**Task prompt:**
Which lines in the records below contain the word "ΠΕΠΟΝΗΣ"? Copy each one out.

** start of Input **

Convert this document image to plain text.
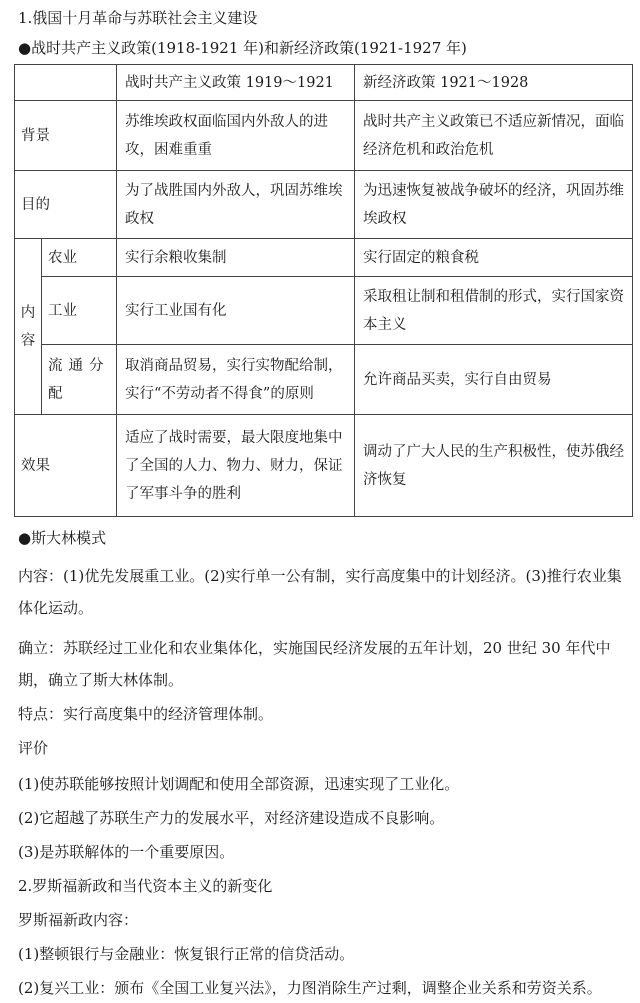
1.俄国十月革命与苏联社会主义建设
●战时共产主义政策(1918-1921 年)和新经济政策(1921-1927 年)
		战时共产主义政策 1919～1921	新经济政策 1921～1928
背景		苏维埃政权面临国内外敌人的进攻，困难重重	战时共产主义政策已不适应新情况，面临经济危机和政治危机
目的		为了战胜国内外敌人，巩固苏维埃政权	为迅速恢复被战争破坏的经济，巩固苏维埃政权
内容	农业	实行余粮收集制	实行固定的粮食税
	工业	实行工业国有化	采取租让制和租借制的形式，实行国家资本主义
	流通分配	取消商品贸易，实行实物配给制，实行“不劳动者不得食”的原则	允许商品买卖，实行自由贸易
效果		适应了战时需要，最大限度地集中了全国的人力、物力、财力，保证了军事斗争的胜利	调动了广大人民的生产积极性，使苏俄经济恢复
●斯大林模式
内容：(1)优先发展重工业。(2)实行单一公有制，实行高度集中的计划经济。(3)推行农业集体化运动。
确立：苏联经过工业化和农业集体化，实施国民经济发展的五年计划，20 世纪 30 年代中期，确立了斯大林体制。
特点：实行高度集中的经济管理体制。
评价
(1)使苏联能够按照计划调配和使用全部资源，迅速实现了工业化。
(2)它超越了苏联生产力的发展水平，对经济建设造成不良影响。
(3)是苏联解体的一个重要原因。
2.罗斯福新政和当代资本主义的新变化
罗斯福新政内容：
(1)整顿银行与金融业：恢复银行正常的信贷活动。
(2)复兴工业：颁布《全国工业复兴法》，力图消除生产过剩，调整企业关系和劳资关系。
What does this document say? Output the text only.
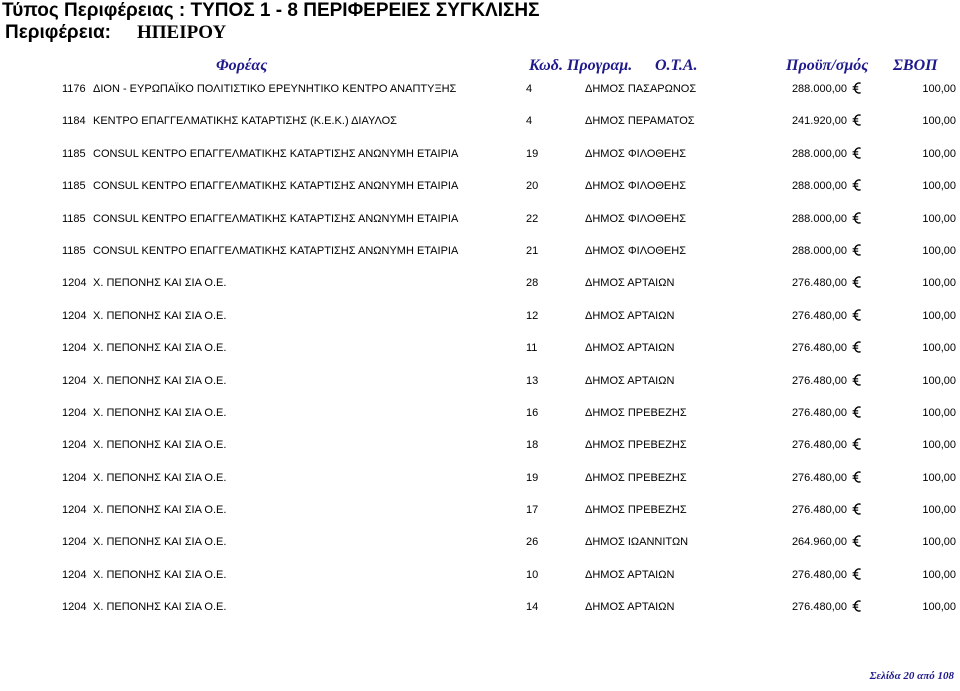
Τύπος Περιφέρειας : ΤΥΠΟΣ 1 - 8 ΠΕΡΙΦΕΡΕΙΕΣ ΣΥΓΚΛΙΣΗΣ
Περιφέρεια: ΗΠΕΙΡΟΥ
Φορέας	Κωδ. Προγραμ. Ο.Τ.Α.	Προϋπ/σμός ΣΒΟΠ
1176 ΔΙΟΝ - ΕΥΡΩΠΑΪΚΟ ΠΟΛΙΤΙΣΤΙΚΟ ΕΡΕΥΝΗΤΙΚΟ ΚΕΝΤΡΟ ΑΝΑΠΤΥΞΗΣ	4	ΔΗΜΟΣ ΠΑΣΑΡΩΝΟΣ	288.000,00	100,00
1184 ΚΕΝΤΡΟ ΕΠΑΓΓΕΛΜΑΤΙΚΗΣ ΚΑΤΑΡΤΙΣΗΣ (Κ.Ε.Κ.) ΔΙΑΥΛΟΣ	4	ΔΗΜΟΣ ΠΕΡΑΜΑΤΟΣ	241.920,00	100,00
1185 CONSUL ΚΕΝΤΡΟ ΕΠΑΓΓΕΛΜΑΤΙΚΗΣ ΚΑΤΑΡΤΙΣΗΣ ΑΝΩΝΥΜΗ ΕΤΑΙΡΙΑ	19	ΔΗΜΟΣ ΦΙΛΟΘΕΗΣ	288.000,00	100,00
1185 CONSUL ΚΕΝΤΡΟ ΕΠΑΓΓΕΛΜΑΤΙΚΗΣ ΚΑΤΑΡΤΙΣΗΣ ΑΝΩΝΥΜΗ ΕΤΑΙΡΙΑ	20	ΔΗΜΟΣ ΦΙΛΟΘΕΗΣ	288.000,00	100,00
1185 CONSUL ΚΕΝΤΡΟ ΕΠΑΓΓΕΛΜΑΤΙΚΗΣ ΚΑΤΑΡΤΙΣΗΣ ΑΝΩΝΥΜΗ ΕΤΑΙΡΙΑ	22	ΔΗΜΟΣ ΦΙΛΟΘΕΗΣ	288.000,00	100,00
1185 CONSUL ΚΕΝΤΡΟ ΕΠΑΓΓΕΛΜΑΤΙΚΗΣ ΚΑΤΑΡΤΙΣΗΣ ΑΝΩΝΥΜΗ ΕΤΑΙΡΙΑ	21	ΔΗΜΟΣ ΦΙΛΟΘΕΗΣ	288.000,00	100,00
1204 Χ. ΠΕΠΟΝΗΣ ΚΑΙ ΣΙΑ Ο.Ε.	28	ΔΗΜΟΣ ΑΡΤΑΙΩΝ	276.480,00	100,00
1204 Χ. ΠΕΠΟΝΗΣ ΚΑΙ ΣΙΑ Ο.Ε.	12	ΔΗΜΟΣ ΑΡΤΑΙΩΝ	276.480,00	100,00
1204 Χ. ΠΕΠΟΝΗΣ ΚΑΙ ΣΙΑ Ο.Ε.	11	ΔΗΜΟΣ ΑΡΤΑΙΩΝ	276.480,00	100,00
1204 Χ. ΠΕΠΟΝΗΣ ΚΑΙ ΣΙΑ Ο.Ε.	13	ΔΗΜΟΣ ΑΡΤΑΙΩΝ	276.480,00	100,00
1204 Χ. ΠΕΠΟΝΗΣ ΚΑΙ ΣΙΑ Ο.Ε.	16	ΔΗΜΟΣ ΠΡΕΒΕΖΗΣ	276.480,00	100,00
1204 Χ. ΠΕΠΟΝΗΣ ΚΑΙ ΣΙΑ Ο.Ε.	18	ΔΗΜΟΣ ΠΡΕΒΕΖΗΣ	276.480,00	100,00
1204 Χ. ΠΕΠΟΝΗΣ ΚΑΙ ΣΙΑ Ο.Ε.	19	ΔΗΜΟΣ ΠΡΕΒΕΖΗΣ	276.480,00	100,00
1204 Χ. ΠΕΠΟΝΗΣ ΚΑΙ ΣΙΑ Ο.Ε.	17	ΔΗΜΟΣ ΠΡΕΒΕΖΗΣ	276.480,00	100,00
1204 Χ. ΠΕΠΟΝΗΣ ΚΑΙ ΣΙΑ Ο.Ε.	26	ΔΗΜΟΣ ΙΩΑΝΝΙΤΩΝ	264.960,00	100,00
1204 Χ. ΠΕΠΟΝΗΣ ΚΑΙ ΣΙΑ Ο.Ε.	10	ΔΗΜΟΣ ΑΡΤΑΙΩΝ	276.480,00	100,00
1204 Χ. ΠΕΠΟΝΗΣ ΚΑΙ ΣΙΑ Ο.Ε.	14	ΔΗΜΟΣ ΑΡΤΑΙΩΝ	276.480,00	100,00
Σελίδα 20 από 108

** end of Input **
** start of Input **

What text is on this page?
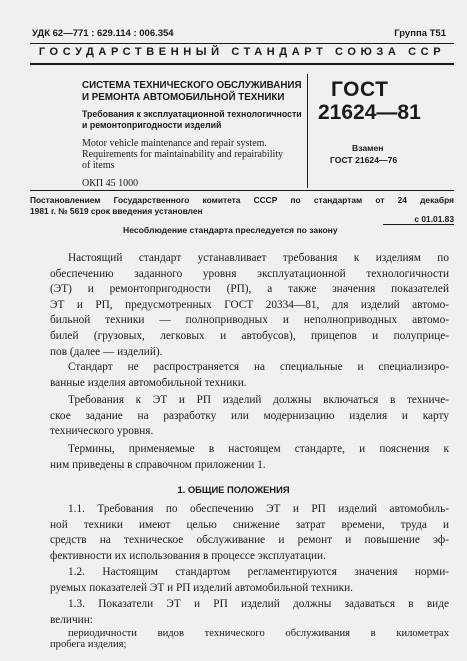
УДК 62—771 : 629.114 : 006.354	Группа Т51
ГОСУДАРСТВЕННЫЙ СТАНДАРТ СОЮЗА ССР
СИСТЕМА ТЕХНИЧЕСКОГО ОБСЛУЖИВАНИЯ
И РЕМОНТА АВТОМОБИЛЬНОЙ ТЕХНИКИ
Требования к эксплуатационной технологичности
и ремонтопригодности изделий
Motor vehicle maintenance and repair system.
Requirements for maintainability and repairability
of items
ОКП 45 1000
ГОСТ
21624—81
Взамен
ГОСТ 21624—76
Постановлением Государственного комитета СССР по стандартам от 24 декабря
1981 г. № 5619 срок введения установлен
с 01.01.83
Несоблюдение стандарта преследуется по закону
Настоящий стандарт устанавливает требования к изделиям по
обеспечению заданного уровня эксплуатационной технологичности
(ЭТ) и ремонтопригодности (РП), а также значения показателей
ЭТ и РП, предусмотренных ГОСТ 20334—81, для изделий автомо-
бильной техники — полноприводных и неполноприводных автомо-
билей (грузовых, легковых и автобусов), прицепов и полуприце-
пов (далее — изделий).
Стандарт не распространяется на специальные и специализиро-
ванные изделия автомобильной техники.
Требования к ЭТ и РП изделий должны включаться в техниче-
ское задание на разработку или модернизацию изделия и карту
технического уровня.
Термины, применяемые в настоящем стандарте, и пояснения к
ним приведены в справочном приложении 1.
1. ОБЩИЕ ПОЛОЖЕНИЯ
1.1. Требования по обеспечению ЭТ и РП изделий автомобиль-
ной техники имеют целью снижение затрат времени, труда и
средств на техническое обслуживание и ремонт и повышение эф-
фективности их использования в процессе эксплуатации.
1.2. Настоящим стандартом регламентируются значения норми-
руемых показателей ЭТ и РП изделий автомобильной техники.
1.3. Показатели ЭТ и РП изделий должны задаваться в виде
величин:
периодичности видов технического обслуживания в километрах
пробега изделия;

** end of Input **
** start of Input **

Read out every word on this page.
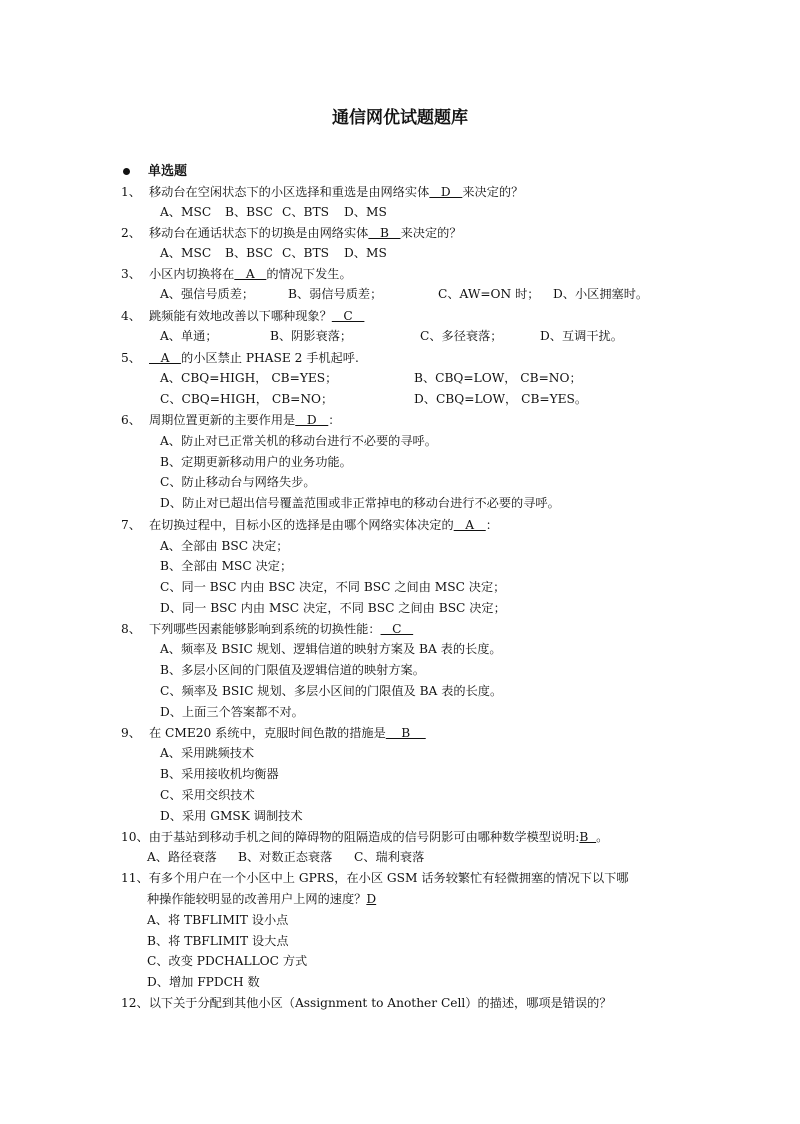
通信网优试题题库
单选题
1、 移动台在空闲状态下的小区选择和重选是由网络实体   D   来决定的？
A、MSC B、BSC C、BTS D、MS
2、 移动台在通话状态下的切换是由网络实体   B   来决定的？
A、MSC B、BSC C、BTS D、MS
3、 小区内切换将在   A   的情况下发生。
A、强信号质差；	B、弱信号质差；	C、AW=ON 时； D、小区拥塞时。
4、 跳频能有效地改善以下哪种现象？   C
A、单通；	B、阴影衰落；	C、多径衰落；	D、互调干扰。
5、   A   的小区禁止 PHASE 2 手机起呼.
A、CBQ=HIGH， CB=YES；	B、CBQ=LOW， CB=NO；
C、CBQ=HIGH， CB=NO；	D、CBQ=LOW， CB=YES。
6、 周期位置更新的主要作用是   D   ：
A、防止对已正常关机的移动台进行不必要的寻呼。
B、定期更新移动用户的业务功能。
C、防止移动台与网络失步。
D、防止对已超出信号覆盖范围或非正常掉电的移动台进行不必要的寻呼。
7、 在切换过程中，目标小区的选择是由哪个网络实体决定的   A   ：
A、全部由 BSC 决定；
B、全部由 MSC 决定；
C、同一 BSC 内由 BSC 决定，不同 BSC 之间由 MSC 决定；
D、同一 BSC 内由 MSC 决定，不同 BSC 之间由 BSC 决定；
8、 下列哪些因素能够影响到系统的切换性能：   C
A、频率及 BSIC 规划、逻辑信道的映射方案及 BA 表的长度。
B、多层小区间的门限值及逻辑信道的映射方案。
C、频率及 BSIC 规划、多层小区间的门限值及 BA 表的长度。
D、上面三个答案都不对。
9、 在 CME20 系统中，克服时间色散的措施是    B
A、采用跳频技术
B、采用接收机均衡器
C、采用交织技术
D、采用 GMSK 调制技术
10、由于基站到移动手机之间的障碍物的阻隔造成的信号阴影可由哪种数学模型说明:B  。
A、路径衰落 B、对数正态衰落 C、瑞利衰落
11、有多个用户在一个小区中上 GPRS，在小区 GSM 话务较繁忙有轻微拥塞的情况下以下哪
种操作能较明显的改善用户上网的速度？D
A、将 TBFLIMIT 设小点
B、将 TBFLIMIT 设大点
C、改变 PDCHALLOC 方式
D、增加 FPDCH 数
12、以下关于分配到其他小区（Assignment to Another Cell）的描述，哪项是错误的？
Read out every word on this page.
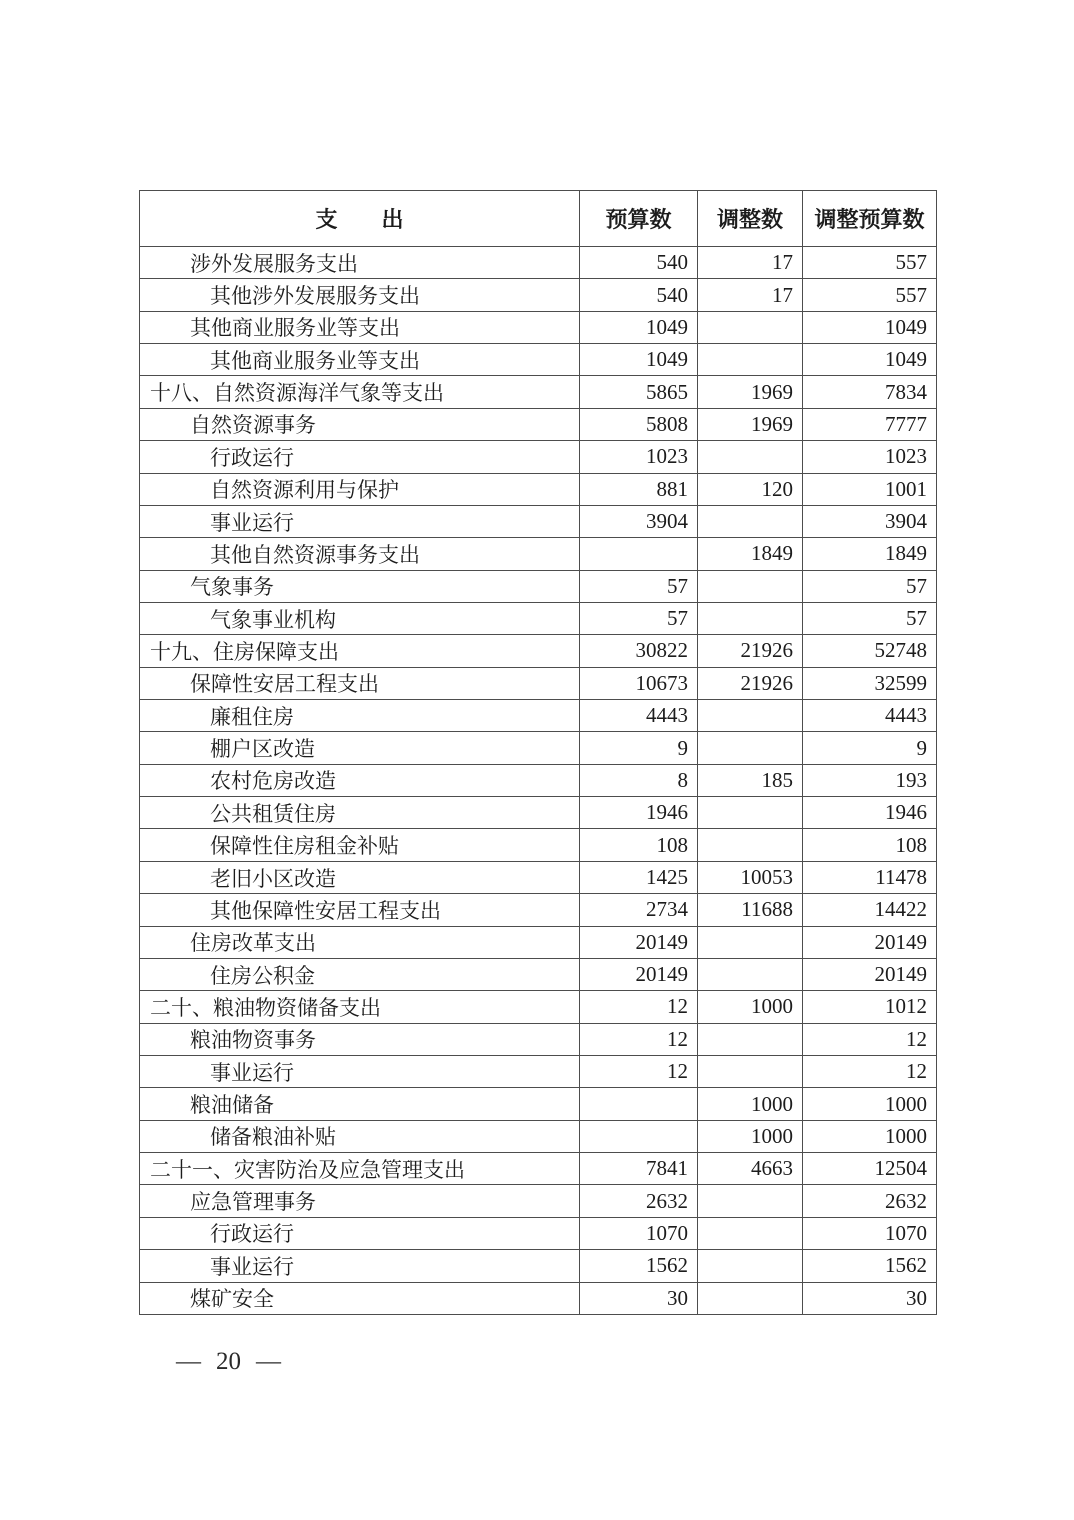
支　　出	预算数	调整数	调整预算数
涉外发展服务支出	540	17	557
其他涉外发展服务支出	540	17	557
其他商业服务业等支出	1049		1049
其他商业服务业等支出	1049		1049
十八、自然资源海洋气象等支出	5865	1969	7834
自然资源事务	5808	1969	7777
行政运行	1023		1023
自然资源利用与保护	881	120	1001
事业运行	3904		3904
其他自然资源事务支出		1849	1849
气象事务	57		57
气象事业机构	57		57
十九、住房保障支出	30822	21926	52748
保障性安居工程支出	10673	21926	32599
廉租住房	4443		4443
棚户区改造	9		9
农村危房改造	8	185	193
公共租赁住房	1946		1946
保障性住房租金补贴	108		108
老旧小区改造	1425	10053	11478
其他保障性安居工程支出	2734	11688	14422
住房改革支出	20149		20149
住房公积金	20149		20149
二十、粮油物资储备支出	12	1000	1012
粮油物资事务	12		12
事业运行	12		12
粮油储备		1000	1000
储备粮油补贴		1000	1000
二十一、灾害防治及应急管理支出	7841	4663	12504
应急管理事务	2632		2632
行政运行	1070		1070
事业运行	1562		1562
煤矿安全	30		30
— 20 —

** end of Input **

**Correct result:**
1204 Χ. ΠΕΠΟΝΗΣ ΚΑΙ ΣΙΑ Ο.Ε.	28	ΔΗΜΟΣ ΑΡΤΑΙΩΝ	276.480,00	100,00
1204 Χ. ΠΕΠΟΝΗΣ ΚΑΙ ΣΙΑ Ο.Ε.	12	ΔΗΜΟΣ ΑΡΤΑΙΩΝ	276.480,00	100,00
1204 Χ. ΠΕΠΟΝΗΣ ΚΑΙ ΣΙΑ Ο.Ε.	11	ΔΗΜΟΣ ΑΡΤΑΙΩΝ	276.480,00	100,00
1204 Χ. ΠΕΠΟΝΗΣ ΚΑΙ ΣΙΑ Ο.Ε.	13	ΔΗΜΟΣ ΑΡΤΑΙΩΝ	276.480,00	100,00
1204 Χ. ΠΕΠΟΝΗΣ ΚΑΙ ΣΙΑ Ο.Ε.	16	ΔΗΜΟΣ ΠΡΕΒΕΖΗΣ	276.480,00	100,00
1204 Χ. ΠΕΠΟΝΗΣ ΚΑΙ ΣΙΑ Ο.Ε.	18	ΔΗΜΟΣ ΠΡΕΒΕΖΗΣ	276.480,00	100,00
1204 Χ. ΠΕΠΟΝΗΣ ΚΑΙ ΣΙΑ Ο.Ε.	19	ΔΗΜΟΣ ΠΡΕΒΕΖΗΣ	276.480,00	100,00
1204 Χ. ΠΕΠΟΝΗΣ ΚΑΙ ΣΙΑ Ο.Ε.	17	ΔΗΜΟΣ ΠΡΕΒΕΖΗΣ	276.480,00	100,00
1204 Χ. ΠΕΠΟΝΗΣ ΚΑΙ ΣΙΑ Ο.Ε.	26	ΔΗΜΟΣ ΙΩΑΝΝΙΤΩΝ	264.960,00	100,00
1204 Χ. ΠΕΠΟΝΗΣ ΚΑΙ ΣΙΑ Ο.Ε.	10	ΔΗΜΟΣ ΑΡΤΑΙΩΝ	276.480,00	100,00
1204 Χ. ΠΕΠΟΝΗΣ ΚΑΙ ΣΙΑ Ο.Ε.	14	ΔΗΜΟΣ ΑΡΤΑΙΩΝ	276.480,00	100,00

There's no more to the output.